- **Data extract**
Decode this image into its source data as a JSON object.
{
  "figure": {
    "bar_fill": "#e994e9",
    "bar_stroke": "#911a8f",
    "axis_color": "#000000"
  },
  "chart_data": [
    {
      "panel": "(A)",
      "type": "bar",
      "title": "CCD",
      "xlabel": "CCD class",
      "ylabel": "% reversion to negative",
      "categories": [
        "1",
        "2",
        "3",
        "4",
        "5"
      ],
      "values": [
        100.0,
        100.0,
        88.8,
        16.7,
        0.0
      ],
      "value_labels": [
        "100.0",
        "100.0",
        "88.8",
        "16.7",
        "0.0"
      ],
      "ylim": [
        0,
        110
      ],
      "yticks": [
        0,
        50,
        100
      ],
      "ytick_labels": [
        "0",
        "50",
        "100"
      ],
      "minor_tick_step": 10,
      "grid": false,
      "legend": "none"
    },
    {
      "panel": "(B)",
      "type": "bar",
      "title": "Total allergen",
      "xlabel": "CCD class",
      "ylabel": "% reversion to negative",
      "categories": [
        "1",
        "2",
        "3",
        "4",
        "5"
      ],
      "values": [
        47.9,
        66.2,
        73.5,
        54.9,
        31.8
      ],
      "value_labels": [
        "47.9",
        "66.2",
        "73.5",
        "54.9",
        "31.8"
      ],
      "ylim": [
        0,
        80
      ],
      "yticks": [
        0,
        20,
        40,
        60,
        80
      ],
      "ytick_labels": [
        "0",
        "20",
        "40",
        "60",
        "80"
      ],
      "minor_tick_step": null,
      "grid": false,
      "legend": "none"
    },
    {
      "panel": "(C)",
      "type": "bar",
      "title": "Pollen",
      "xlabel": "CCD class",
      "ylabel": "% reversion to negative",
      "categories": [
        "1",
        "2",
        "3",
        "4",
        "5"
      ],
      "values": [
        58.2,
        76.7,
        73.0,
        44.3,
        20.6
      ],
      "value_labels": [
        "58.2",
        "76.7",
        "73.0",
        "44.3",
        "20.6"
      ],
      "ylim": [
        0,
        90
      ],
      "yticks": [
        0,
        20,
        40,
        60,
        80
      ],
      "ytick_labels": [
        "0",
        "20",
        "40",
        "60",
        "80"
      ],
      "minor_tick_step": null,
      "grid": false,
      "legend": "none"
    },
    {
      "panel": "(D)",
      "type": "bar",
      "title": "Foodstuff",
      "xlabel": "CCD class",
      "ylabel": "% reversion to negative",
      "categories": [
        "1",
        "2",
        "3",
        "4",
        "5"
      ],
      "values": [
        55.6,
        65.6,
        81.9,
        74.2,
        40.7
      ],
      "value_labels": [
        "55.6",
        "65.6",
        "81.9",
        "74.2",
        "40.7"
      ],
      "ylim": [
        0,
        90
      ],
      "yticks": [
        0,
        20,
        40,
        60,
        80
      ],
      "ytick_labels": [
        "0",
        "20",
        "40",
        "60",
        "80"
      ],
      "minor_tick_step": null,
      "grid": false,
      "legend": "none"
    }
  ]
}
* * *
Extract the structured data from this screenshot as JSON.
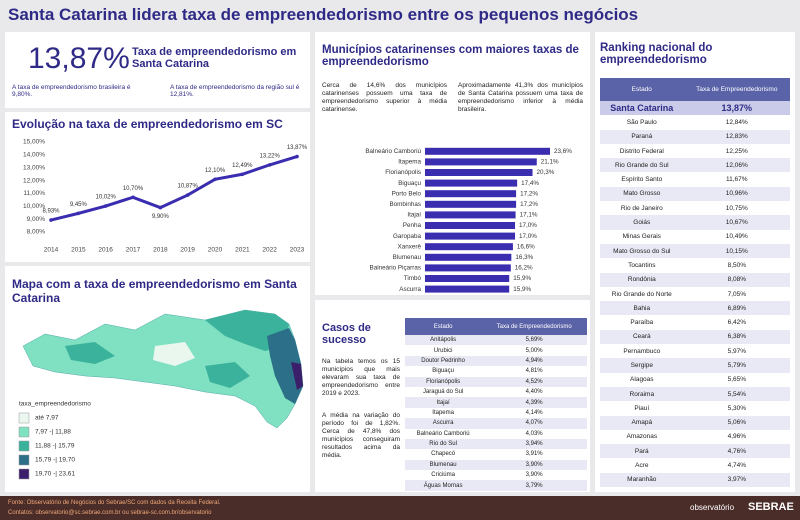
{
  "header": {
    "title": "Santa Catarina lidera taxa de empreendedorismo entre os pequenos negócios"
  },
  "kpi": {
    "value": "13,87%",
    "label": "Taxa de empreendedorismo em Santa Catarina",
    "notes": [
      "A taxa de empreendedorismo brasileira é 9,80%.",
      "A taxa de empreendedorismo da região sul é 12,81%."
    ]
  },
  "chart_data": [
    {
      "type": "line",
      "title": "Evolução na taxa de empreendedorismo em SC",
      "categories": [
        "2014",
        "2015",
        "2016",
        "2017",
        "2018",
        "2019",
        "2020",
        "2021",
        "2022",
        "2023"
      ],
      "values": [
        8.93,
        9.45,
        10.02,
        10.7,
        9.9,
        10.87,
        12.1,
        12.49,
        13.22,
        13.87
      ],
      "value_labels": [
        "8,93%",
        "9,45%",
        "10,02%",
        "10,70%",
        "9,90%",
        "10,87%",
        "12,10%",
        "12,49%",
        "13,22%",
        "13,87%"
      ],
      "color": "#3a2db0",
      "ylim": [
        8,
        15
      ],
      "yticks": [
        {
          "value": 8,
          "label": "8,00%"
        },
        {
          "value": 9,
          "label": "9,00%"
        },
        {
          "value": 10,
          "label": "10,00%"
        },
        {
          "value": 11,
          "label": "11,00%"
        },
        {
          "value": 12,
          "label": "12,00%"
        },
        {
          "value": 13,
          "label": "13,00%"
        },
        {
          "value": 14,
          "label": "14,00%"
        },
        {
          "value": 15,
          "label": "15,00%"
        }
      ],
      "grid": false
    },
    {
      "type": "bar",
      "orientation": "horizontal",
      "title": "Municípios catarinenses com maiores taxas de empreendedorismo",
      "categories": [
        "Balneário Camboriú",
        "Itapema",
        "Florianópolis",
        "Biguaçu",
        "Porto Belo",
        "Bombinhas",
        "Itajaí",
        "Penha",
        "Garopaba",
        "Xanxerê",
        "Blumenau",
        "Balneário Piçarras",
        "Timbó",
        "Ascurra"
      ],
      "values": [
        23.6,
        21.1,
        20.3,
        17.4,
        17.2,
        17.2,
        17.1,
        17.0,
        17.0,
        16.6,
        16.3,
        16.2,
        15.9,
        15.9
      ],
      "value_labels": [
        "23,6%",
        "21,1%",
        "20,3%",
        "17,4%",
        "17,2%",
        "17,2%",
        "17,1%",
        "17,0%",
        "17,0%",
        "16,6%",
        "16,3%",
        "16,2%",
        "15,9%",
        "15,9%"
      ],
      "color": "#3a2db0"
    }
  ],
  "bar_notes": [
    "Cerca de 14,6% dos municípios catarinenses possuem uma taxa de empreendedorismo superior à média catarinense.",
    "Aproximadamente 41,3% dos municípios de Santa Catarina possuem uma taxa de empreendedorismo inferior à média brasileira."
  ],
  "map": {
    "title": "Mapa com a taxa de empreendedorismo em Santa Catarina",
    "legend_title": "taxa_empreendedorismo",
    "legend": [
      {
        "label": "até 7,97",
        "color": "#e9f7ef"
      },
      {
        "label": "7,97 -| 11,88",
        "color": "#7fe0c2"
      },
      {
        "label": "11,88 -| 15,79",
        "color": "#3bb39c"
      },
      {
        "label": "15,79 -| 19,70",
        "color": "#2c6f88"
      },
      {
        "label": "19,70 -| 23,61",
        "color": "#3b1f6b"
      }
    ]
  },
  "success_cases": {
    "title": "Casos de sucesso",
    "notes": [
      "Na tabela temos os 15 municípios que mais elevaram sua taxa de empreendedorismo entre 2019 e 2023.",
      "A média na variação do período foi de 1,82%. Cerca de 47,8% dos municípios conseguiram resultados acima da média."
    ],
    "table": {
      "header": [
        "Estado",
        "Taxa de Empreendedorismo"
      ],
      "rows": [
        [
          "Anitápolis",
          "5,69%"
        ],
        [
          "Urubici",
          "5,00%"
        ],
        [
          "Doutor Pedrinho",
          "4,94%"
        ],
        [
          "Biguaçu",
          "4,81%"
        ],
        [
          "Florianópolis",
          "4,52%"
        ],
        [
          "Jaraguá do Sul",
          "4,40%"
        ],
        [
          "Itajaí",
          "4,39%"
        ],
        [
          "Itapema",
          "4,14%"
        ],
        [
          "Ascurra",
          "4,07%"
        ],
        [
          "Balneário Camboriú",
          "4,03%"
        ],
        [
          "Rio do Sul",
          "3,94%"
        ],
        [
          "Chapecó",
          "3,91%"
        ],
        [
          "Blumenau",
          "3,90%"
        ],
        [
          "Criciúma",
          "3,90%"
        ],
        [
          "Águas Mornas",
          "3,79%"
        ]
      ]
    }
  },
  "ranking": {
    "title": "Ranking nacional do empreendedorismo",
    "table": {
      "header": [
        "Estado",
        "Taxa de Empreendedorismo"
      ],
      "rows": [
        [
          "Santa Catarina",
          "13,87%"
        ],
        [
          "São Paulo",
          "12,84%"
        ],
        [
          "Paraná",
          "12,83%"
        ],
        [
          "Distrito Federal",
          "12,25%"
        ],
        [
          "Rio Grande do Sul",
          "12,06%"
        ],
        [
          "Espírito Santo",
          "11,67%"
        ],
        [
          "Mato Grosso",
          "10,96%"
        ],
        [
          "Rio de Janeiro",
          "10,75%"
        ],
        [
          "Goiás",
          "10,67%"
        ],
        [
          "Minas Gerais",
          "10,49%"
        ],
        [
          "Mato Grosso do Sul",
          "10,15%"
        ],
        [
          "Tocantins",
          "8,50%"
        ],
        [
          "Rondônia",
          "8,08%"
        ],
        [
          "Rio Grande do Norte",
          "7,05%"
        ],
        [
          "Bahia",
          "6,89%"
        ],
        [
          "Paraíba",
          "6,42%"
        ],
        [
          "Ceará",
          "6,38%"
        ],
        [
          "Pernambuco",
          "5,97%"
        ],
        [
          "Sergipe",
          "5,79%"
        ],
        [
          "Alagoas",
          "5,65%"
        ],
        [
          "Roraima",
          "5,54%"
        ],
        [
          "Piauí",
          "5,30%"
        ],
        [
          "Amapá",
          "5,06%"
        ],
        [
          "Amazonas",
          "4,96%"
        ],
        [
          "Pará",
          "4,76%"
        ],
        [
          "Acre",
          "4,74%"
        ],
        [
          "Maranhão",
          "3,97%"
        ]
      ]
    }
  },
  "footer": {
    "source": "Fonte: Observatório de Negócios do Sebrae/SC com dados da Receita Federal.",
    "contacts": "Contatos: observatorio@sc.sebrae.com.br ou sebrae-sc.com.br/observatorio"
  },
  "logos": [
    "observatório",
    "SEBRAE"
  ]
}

- **Task goal**
Scan the listing above and copy all lines containing the word "Cerca".

- **Written response**
    "Cerca de 14,6% dos municípios catarinenses possuem uma taxa de empreendedorismo superior à média catarinense.",
      "A média na variação do período foi de 1,82%. Cerca de 47,8% dos municípios conseguiram resultados acima da média."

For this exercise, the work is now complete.